Texto extraído:
********************
Os mass media podem também ser usados para obstruir a comunidade e prejudicar o
bem integral das pessoas: alienando os indivíduos ou marginalizando-os e
isolando-os; atraindo-os para comunidades perversas, organizadas à volta de
valores falsos e destruidores; fomentando a hostilidade e o conflito,
exorcizando os outros e criando uma mentalidade de « nós » contra « eles »;
apresentando o que é vil e degradante numa luz fascinante, e ao mesmo tempo
ignorando ou menosprezando aquilo que exalta e enobrece; difundindo informações
erróneas e desinformação; promovendo a trivialidade e a banalização. Os
estereótipos — assentes em factores de raça e de etnia, de sexo e de idade, bem
como em outros ainda, inclusive de religião — são tristemente comuns nos mass
media. Além disso, a comunicação social subestima com frequência o que é
genuinamente novo e importante, também a boa nova do Evangelho, e concentra-se
na moda e nos caprichos.
Existem
abusos em cada uma das áreas que acabámos de mencionar.
14. Económica.
Às vezes os mass media são utilizados para edificar e sustentar sistemas
económicos que promovem a adquiribilidade e a avareza. O neoliberalismo é um
bom exemplo: « Apoiado numa concepção economista do homem », ele « considera o
lucro e as leis de mercado como parâmetros absolutos em prejuízo da dignidade e
do respeito da pessoa e do povo » (Papa João Paulo II, Ecclesia in America, 56).
Nestas circunstâncias os meios de comunicação, que devem beneficiar todos, são
explorados em vantagem de poucos.
O
processo de globalização « pode criar ocasiões extraordinárias de maior
bem-estar » (Centesimus annus, 58); mas ao ao mesmo tempo e até como
parte disto, algumas nações e povos sofrem explorações e marginalização,
decaindo cada vez mais na luta pelo desenvolvimento. Estes bolsões de privação
que se propagam no meio da abundância são focos de inveja, ressentimento,
tensão e conflito. Isto sublinha a necessidade de « válidos organismos
internacionais de controle e orientação que encaminhem a economia para o bem
comum » (Ibid.).
Diante
de graves injustiças, não é suficiente que os comunicadores digam que o seu
trabalho consiste em narrar as coisas como elas são. Sem dúvida, este é o seu
trabalho. Mas algumas instâncias do sofrimento humano são amplamente ignoradas
pelos mass media, enquanto outras são difundidas; enquanto isto reflecte uma
decisão dos comunicadores, espelha também uma selecção injustificável. De forma
ainda mais fundamental, as estruturas e políticas da comunicação e a colocação
da tecnologia são factores que ajudam a tornar algumas pessoas « ricas de
informação » e outras « pobres de informação », numa época em que a
prosperidade e até mesmo a sobrevivência dependem da informação.
********************
Itens listados:
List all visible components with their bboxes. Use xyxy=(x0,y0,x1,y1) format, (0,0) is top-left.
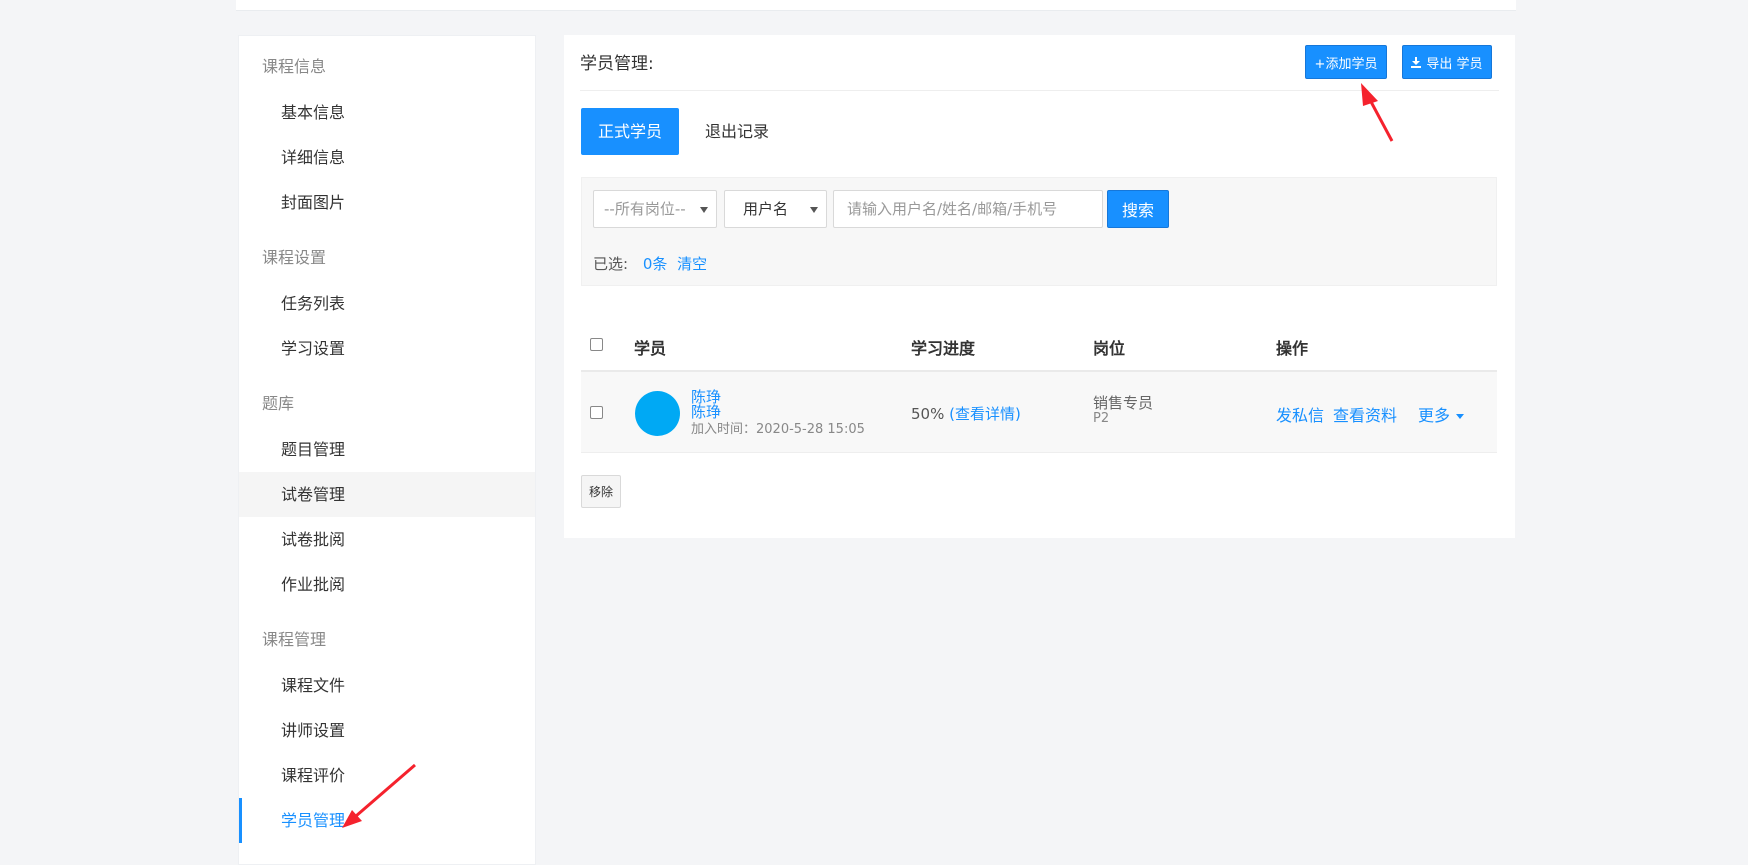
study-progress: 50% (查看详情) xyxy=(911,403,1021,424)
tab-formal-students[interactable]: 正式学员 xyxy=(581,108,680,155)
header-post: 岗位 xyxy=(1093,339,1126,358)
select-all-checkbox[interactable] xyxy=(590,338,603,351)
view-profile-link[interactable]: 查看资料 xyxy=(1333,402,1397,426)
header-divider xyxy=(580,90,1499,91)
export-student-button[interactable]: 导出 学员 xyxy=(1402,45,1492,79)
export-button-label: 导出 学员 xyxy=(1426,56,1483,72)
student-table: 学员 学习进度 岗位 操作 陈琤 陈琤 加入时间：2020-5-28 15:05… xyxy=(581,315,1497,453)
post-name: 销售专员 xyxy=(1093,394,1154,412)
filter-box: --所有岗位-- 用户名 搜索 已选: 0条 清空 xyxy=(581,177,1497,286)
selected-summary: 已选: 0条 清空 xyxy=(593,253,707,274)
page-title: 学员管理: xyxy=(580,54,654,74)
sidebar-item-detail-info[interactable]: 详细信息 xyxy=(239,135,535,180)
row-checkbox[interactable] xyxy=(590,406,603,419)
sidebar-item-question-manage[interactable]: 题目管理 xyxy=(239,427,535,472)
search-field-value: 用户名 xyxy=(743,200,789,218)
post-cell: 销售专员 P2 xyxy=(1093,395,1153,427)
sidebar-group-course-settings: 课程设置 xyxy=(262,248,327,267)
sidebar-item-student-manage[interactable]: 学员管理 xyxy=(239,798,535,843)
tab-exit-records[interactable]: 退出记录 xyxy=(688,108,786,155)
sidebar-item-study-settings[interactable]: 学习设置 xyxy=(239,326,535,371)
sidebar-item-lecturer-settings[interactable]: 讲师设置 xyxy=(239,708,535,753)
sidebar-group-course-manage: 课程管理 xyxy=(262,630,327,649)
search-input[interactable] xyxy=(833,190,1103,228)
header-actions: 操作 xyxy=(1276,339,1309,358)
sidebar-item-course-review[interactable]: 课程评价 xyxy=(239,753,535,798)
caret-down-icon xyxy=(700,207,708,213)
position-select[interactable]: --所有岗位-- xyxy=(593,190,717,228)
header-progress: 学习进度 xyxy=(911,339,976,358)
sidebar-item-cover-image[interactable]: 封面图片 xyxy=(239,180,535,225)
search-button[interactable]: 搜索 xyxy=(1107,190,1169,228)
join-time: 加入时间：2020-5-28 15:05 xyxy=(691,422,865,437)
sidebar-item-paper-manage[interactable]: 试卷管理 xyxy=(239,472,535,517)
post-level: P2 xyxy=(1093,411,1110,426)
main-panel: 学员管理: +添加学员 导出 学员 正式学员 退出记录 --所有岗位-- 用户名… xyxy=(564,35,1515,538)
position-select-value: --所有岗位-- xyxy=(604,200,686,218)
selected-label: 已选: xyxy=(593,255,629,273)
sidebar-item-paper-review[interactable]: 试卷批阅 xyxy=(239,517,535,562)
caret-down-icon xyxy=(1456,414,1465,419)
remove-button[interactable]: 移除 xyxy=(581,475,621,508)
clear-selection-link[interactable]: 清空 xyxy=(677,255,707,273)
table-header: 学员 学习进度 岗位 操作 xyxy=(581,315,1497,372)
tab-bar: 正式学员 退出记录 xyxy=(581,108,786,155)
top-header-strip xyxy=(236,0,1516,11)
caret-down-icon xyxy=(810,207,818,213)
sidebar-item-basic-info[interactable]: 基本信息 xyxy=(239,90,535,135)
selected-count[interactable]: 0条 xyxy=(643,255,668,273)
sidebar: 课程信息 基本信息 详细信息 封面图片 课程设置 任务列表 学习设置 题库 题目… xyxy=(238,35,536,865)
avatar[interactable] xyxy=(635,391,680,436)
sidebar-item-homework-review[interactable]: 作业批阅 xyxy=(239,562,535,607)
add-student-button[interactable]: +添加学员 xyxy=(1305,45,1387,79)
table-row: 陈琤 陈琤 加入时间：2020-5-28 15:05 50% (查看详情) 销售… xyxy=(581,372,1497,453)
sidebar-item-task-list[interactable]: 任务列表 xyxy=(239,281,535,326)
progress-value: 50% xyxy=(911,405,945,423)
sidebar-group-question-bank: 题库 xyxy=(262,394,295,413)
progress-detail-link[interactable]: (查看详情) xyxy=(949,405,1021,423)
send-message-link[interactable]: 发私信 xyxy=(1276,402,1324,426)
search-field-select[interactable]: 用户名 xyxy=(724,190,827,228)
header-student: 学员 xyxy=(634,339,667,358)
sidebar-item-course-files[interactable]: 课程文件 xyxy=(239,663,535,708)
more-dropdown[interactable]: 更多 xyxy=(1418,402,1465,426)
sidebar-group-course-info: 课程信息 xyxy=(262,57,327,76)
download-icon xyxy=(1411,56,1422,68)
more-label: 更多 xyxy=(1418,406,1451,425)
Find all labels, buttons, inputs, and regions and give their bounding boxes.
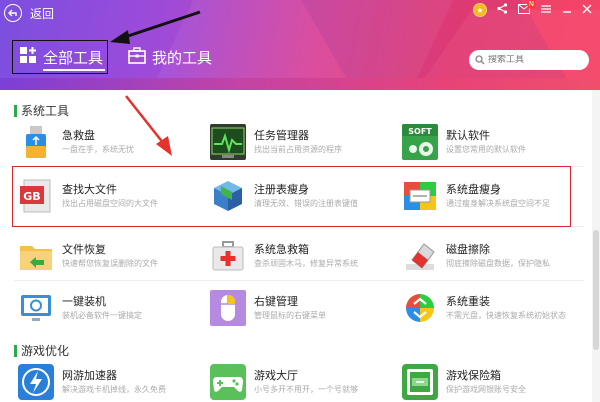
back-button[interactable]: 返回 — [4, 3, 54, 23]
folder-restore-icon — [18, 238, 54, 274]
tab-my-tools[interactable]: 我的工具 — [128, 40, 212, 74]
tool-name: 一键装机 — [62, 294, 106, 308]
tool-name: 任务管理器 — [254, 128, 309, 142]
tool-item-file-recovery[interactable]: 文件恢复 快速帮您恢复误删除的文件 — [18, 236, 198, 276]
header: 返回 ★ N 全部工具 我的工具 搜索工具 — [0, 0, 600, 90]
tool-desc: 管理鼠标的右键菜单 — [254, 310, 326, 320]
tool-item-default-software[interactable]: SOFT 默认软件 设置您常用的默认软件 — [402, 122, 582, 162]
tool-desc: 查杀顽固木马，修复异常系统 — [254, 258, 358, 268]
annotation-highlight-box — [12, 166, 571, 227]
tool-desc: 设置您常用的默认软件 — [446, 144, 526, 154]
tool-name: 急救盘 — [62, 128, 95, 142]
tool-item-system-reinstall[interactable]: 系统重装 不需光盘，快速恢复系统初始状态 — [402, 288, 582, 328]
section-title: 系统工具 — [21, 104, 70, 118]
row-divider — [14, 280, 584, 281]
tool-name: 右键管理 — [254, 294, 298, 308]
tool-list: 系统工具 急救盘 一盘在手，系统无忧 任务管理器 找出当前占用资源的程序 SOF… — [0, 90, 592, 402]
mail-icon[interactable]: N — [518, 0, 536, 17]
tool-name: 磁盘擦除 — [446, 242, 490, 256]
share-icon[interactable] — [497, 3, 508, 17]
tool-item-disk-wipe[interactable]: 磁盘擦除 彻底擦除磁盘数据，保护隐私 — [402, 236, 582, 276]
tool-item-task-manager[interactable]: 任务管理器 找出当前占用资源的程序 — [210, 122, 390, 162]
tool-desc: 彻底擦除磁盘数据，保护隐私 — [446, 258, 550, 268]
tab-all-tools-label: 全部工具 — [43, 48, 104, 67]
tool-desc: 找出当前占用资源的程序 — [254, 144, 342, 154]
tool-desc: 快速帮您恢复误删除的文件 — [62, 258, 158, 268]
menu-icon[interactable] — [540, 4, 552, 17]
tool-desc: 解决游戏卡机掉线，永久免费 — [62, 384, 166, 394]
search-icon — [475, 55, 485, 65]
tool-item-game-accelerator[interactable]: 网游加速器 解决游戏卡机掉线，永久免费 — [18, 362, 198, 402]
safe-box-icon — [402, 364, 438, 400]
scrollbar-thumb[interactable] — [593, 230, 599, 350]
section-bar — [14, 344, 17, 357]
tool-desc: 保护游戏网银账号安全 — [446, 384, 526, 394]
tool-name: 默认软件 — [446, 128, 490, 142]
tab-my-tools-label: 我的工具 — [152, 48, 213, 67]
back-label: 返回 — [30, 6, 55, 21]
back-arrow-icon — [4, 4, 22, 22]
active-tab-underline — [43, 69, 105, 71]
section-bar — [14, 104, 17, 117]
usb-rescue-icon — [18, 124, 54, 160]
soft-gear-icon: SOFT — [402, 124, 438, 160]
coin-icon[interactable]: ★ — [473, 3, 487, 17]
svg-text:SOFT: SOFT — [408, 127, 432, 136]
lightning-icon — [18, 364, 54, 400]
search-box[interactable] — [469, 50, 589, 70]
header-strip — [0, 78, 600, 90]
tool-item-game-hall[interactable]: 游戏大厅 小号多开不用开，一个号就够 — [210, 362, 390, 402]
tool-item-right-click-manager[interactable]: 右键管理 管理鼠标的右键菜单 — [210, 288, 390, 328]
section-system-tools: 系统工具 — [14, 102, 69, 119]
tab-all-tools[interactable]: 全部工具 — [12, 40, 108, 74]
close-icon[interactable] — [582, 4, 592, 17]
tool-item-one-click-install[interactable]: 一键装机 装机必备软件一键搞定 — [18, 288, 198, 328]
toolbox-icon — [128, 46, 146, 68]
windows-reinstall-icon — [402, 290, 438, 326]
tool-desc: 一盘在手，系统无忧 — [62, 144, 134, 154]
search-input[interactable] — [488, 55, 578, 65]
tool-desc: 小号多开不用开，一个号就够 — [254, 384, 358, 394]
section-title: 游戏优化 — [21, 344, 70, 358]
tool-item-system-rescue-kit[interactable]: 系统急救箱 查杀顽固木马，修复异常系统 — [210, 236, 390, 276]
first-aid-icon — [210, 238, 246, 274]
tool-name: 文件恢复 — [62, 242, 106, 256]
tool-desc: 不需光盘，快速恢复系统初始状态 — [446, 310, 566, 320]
********************
Problemas a resolver:
1. Responda, com base no texto sobre os mass media:
(a) Que sistema é apontado como bom exemplo de sistemas económicos que promovem a adquiribilidade e a avareza?
(b) Segundo a citação de Centesimus annus, o que pode criar o processo de globalização?
(c) De que dependem a prosperidade e até mesmo a sobrevivência, segundo a última frase?
2. Transcreva o trecho do texto sobre os mass media de "Às vezes os" a "vantagem de poucos.".
Os itens provêm de uma fonte diferente da do texto.

Conjunto de soluções:
1.
(a) O neoliberalismo.
(b) Ocasiões extraordinárias de maior bem-estar.
(c) Da informação.

2.
Às vezes os mass media são utilizados para edificar e sustentar sistemas
económicos que promovem a adquiribilidade e a avareza. O neoliberalismo é um
bom exemplo: « Apoiado numa concepção economista do homem », ele « considera o
lucro e as leis de mercado como parâmetros absolutos em prejuízo da dignidade e
do respeito da pessoa e do povo » (Papa João Paulo II, Ecclesia in America, 56).
Nestas circunstâncias os meios de comunicação, que devem beneficiar todos, são
explorados em vantagem de poucos.